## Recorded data
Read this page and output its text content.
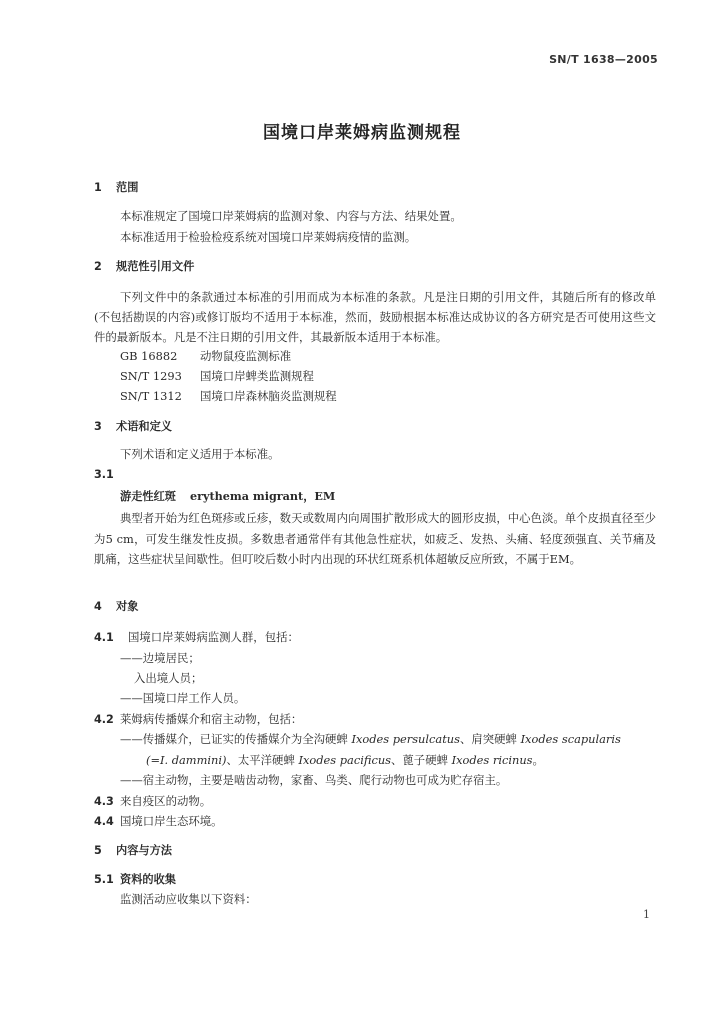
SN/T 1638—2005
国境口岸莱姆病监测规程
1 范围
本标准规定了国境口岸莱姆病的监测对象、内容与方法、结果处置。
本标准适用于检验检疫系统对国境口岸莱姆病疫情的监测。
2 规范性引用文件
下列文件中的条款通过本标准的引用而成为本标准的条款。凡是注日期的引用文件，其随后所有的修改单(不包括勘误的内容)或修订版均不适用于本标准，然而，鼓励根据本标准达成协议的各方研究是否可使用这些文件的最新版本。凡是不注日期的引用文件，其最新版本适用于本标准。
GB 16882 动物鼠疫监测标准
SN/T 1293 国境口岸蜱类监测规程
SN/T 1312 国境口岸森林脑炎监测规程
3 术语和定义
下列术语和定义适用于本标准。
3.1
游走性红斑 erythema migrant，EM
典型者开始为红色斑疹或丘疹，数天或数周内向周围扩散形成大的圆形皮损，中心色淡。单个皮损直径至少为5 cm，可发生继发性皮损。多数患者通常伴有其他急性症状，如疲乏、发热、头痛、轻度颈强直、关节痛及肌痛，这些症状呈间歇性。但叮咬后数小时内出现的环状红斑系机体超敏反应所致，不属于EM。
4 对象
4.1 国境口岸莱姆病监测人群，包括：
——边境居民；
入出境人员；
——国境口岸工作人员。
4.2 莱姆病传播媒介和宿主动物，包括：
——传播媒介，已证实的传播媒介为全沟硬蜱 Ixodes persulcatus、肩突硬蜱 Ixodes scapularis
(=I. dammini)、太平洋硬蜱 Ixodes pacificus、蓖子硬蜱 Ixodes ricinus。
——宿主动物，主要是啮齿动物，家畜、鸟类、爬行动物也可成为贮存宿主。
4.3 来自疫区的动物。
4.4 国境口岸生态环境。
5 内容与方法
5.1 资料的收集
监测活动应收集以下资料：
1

* * *

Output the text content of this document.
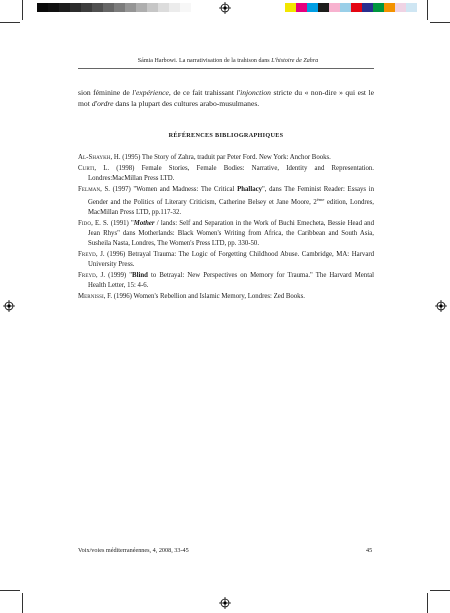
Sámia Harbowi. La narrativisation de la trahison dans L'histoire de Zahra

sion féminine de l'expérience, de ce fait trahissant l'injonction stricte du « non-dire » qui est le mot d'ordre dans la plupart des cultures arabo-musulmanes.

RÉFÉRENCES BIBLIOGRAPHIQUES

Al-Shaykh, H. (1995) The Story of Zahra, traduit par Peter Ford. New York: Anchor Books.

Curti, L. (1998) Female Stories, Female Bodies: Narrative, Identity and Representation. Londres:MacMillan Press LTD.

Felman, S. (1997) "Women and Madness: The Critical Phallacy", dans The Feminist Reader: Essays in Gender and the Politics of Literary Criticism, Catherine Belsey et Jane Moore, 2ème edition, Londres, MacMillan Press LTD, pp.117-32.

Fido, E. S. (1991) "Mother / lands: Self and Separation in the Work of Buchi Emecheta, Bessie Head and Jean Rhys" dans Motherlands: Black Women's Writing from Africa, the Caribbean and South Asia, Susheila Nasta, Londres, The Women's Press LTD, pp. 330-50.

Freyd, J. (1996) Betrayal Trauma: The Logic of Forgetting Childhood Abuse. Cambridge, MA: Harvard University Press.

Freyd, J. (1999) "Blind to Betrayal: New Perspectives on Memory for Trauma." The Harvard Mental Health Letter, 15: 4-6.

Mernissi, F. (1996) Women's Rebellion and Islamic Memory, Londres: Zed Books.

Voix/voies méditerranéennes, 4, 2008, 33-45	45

* * *

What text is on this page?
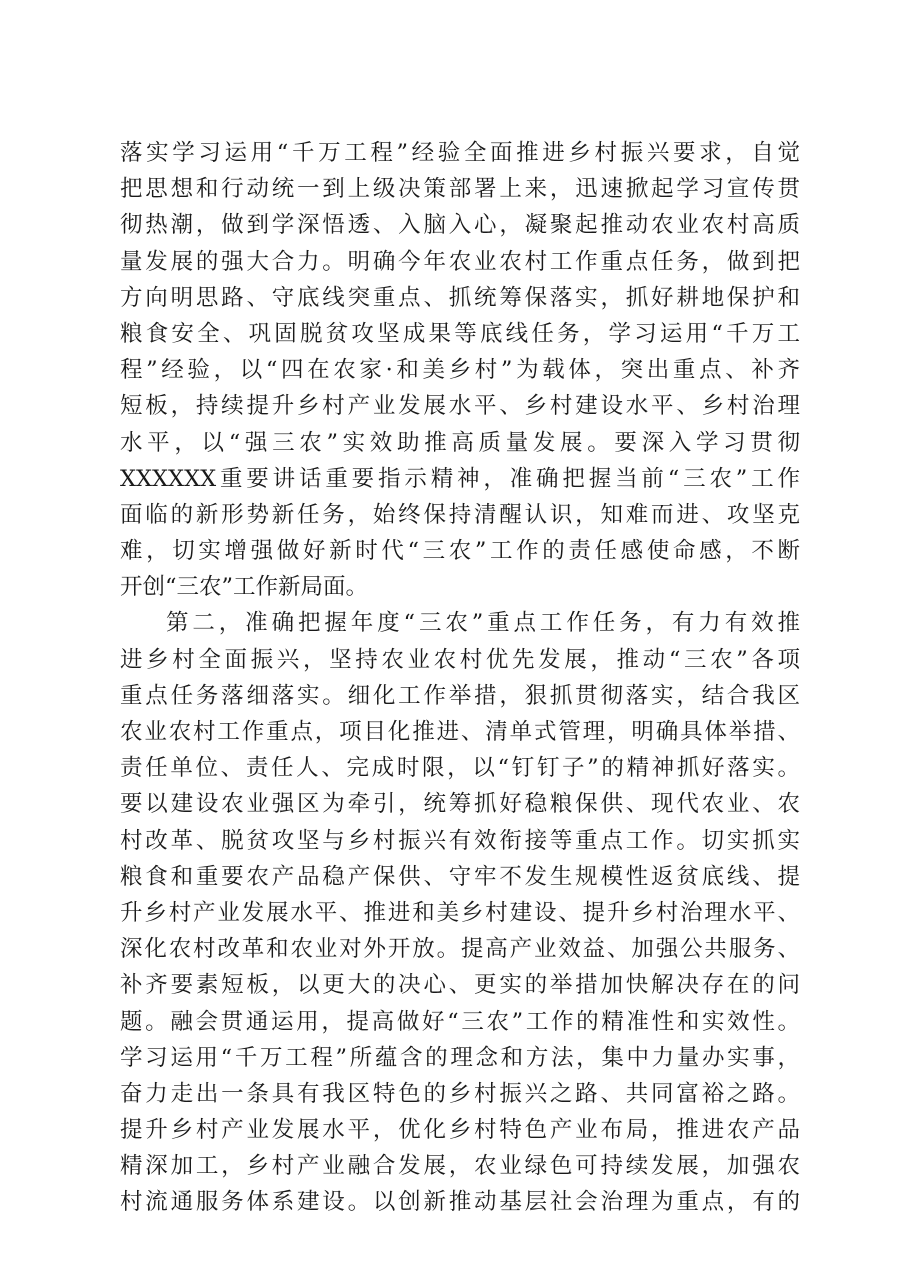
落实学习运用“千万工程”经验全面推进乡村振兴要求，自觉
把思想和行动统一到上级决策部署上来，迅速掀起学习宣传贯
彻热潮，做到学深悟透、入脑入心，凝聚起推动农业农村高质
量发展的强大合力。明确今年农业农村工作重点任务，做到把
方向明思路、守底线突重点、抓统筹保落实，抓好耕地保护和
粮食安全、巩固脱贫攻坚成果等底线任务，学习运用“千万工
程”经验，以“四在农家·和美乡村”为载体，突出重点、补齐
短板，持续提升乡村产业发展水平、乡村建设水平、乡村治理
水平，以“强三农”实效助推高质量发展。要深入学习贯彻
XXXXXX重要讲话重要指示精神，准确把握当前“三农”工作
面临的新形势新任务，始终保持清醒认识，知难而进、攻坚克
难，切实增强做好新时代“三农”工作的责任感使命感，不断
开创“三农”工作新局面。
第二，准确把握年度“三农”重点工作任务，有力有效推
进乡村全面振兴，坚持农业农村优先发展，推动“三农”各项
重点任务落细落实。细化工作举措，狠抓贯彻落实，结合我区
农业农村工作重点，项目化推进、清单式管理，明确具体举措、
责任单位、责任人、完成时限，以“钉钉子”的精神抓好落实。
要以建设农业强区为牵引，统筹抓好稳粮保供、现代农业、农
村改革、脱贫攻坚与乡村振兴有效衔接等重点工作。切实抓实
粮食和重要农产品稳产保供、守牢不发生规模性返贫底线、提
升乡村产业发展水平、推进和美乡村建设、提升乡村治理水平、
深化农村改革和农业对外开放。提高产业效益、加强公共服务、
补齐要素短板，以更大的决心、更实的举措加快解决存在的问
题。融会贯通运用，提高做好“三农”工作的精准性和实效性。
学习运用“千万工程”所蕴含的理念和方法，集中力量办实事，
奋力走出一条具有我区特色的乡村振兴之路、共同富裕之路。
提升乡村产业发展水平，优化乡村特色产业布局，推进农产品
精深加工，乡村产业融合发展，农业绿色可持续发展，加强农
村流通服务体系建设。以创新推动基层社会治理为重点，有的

## Goal of the exercise
Looking at the listing above, how many of its lines contain the string "Ixodes"? Give the number alone.

## Problem solution
2